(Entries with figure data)
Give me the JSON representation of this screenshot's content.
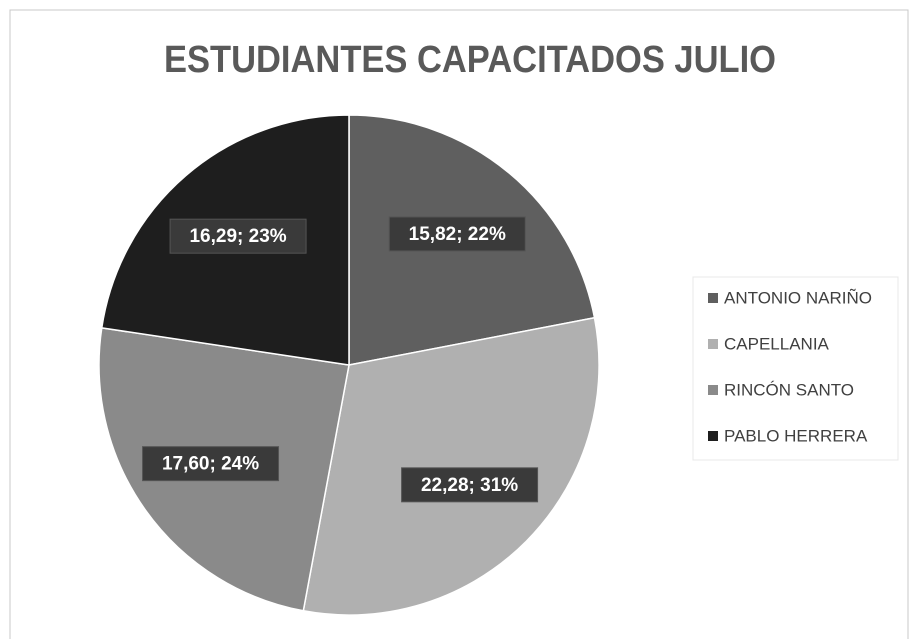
{
  "chart_data": {
    "type": "pie",
    "title": "ESTUDIANTES CAPACITADOS JULIO",
    "categories": [
      "ANTONIO NARIÑO",
      "CAPELLANIA",
      "RINCÓN SANTO",
      "PABLO HERRERA"
    ],
    "values": [
      15.82,
      22.28,
      17.6,
      16.29
    ],
    "value_labels": [
      "15,82; 22%",
      "22,28; 31%",
      "17,60; 24%",
      "16,29; 23%"
    ],
    "colors": [
      "#5f5f5f",
      "#b0b0b0",
      "#8a8a8a",
      "#1e1e1e"
    ],
    "legend": "right"
  }
}
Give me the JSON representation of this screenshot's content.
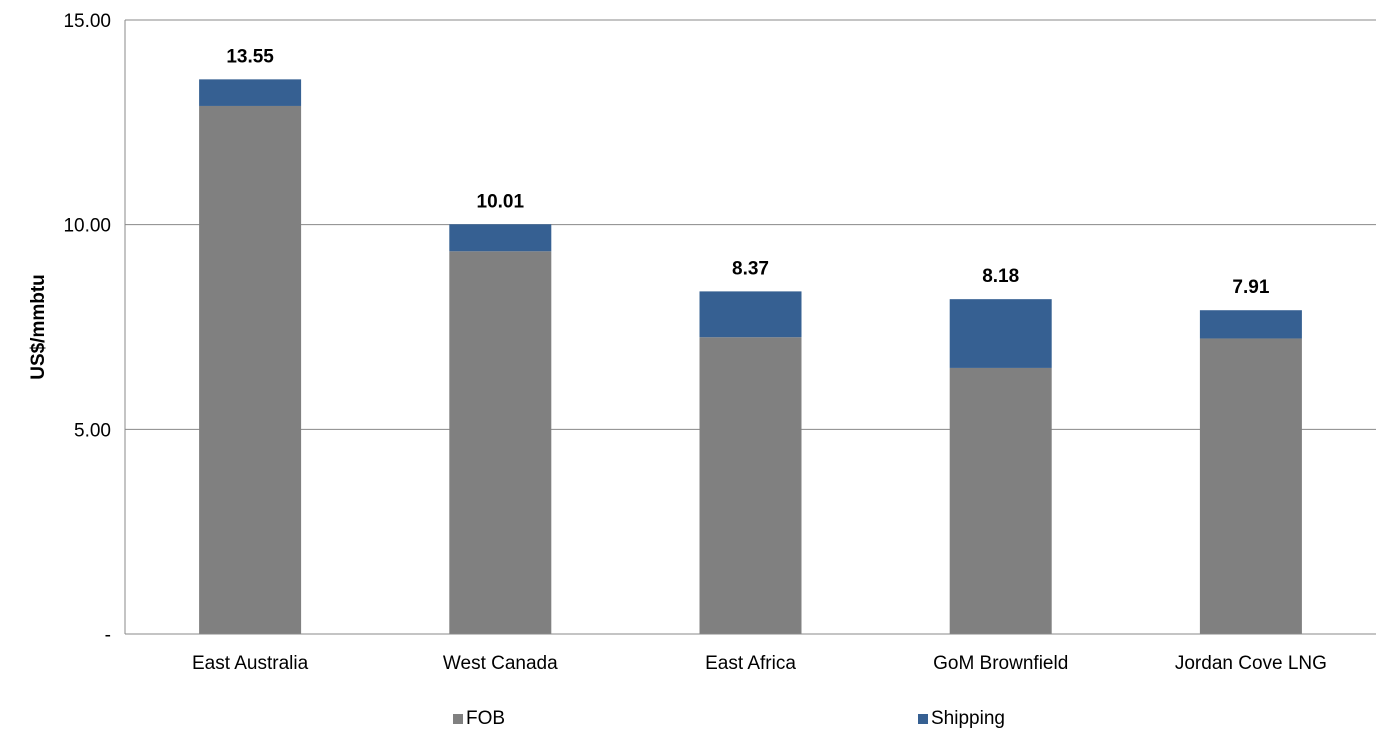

- _Work to complete_: Restate the whole of the material word for word without the pictures.

- _Solution for this task_:
Give me the JSON representation of this screenshot's content.
{
  "chart_data": {
    "type": "pie",
    "title": "ESTUDIANTES CAPACITADOS JULIO",
    "categories": [
      "ANTONIO NARIÑO",
      "CAPELLANIA",
      "RINCÓN SANTO",
      "PABLO HERRERA"
    ],
    "values": [
      15.82,
      22.28,
      17.6,
      16.29
    ],
    "value_labels": [
      "15,82; 22%",
      "22,28; 31%",
      "17,60; 24%",
      "16,29; 23%"
    ],
    "colors": [
      "#5f5f5f",
      "#b0b0b0",
      "#8a8a8a",
      "#1e1e1e"
    ],
    "legend": "right"
  }
}
Give me the JSON representation of this screenshot's content.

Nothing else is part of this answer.